In how many lines does the string "ondas" appear? Answer with the number only.

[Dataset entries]
◇ ◇ ◇ ◇ ◇ ◇ ◇

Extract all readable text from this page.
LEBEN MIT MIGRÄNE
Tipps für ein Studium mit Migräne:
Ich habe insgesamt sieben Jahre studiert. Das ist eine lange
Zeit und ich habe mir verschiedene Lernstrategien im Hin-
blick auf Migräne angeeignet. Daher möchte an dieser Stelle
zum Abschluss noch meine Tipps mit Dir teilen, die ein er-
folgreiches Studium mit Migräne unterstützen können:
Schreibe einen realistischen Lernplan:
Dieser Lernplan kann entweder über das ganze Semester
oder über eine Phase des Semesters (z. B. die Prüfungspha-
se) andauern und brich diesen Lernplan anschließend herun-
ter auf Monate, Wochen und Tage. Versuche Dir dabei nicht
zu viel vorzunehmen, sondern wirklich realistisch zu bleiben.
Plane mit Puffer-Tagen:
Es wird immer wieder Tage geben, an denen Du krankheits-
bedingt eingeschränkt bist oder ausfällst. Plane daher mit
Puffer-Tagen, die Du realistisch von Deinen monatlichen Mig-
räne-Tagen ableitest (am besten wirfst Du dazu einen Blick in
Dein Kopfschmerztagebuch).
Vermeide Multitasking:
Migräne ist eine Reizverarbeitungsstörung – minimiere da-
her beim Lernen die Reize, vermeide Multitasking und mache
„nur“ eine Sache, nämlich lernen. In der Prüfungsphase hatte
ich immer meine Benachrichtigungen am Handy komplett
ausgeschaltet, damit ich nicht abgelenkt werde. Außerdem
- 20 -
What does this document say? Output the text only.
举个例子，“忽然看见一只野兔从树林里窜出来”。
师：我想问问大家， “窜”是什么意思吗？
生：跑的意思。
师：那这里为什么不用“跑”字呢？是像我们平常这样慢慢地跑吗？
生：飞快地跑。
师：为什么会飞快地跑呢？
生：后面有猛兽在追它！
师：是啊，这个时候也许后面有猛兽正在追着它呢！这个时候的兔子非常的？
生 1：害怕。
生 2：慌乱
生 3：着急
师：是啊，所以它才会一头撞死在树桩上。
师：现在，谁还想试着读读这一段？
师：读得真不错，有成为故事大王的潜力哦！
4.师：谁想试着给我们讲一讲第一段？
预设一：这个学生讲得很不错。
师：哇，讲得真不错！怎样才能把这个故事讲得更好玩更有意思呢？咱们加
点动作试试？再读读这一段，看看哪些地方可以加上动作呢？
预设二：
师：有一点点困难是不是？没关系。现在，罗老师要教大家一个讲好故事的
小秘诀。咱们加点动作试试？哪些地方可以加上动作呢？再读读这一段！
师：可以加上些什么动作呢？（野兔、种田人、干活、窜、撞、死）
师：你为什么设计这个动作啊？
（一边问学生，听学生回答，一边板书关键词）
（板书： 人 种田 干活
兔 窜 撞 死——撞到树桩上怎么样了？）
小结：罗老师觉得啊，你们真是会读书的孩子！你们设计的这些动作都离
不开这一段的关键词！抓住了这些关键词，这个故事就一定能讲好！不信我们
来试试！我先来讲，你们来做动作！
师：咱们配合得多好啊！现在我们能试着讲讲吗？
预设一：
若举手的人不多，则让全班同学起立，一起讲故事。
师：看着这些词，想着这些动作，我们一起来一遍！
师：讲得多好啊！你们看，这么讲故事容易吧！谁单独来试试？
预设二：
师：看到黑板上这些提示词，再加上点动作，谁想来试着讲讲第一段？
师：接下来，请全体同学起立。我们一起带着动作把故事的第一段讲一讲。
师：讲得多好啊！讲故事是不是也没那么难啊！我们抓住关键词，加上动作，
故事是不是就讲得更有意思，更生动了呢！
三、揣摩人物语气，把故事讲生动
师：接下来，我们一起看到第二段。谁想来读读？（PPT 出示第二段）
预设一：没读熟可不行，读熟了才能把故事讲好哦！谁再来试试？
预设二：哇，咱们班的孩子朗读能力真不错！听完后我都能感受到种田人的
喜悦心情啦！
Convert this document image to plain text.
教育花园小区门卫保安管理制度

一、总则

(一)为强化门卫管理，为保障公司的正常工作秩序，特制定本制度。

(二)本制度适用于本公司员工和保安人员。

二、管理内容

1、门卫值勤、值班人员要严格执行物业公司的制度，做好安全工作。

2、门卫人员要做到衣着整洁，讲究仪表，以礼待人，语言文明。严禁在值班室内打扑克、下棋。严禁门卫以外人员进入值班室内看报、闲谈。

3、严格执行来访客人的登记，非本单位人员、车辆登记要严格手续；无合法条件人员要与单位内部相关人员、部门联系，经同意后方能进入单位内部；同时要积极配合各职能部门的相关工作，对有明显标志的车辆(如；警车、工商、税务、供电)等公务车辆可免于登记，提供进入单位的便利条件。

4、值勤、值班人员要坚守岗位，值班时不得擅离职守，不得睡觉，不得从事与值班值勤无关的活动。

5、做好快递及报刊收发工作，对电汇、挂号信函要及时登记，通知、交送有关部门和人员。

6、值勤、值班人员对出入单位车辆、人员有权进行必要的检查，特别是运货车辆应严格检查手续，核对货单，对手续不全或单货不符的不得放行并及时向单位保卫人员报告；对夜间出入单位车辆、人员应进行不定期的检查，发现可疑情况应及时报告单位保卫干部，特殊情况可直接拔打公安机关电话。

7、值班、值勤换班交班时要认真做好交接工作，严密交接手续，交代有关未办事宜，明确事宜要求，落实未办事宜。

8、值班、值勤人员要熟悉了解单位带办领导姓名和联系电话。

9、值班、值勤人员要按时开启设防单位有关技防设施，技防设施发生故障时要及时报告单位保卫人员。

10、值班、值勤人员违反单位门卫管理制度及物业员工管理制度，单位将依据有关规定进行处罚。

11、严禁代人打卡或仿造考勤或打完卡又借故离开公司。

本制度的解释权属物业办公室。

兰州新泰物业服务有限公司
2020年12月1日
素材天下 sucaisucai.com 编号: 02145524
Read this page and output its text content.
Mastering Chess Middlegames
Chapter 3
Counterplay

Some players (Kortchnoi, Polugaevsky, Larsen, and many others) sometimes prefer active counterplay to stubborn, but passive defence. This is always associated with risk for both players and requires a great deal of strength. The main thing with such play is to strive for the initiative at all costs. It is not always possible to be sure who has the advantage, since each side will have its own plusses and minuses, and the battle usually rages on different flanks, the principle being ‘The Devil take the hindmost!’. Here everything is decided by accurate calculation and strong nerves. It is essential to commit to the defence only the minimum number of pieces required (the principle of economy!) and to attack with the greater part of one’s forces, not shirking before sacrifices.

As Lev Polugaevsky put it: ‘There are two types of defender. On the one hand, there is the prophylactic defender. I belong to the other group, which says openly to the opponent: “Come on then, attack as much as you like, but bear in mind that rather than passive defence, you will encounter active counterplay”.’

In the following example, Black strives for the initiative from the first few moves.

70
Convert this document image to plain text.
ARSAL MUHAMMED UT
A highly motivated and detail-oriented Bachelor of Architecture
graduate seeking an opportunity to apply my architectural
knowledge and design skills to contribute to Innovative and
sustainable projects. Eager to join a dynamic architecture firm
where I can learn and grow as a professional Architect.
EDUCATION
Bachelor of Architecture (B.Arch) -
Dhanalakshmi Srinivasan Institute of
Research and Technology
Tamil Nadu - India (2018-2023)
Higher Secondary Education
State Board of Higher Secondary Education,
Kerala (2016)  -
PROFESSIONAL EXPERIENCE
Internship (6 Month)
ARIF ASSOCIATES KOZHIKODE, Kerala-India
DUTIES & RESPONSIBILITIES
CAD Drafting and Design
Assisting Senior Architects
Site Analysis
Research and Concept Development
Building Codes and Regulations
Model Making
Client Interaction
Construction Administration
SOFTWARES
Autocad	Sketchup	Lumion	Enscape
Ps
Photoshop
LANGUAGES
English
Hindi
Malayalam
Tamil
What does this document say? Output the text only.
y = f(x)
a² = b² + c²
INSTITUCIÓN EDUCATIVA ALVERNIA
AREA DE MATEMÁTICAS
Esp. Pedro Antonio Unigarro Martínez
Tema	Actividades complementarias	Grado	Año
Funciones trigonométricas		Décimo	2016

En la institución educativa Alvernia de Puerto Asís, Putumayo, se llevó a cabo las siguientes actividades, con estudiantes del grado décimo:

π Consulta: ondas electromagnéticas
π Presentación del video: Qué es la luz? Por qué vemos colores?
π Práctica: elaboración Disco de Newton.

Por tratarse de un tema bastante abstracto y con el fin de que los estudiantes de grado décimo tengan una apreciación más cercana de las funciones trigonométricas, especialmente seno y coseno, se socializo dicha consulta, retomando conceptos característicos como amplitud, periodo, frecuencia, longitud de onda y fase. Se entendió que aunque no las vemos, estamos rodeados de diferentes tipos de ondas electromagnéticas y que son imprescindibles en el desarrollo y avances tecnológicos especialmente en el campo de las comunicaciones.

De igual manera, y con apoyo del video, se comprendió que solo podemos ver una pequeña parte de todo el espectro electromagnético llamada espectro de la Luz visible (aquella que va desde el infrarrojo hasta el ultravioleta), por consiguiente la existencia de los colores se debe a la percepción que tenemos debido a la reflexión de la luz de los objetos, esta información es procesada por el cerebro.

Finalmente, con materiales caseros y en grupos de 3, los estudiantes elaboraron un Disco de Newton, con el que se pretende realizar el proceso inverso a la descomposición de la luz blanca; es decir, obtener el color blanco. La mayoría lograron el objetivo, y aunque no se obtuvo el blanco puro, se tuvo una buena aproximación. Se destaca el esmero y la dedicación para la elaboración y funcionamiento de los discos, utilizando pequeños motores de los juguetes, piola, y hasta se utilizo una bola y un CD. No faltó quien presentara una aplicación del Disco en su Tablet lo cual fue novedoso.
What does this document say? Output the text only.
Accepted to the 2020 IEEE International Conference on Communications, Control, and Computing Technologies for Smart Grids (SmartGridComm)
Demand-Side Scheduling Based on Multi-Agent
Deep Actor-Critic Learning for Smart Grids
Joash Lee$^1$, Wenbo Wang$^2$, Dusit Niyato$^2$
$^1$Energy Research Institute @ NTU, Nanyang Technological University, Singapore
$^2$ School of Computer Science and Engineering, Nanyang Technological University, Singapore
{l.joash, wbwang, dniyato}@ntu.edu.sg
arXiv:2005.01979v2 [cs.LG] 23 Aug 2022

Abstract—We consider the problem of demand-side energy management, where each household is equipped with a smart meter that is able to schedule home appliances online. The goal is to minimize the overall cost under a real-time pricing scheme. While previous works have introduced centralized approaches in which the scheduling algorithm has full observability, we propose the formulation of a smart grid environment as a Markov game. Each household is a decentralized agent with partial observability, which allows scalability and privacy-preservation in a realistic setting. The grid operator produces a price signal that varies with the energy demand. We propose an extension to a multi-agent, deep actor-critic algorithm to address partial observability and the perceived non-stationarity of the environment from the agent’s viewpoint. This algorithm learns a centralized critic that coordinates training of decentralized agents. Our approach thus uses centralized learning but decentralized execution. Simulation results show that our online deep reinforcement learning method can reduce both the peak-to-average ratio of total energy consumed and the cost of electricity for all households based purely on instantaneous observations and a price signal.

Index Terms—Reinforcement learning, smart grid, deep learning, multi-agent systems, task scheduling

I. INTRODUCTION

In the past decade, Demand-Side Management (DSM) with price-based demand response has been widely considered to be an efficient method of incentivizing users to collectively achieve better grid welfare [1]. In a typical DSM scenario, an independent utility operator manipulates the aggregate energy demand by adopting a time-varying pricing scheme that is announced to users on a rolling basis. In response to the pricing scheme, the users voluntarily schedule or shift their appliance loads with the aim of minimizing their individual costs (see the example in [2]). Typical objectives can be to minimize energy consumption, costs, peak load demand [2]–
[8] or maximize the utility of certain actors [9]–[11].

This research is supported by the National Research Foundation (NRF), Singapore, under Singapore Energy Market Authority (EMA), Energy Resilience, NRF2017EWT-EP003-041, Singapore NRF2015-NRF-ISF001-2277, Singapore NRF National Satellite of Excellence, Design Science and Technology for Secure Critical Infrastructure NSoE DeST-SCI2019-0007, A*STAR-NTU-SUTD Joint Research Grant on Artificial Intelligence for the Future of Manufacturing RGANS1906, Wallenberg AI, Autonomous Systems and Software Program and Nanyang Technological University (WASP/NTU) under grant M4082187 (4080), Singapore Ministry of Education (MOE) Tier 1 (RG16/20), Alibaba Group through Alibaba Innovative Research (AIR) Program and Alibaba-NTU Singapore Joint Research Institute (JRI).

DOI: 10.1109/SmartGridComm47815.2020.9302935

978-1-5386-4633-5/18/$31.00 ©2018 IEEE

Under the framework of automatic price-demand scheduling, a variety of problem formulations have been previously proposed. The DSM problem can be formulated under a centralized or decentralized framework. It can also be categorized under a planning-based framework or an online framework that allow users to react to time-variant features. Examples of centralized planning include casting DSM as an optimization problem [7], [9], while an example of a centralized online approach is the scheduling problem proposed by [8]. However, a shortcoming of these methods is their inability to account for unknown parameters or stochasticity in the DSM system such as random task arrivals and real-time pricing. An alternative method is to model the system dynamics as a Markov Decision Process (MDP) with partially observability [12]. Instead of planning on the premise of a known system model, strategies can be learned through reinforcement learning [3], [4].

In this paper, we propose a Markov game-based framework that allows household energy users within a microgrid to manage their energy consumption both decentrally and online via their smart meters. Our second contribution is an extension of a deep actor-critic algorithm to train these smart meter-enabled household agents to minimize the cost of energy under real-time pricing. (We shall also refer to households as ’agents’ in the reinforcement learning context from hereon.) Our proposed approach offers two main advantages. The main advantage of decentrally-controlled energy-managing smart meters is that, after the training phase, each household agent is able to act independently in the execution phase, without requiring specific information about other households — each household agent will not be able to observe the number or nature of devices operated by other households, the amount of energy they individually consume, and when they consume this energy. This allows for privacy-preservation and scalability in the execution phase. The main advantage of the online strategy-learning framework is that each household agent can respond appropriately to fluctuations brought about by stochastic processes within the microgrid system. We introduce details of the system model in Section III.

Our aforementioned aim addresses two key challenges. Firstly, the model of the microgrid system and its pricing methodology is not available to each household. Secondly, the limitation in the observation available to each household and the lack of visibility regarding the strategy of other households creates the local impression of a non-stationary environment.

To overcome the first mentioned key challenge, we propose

◇ ◇ ◇ ◇ ◇ ◇ ◇

## Result for this exercise
2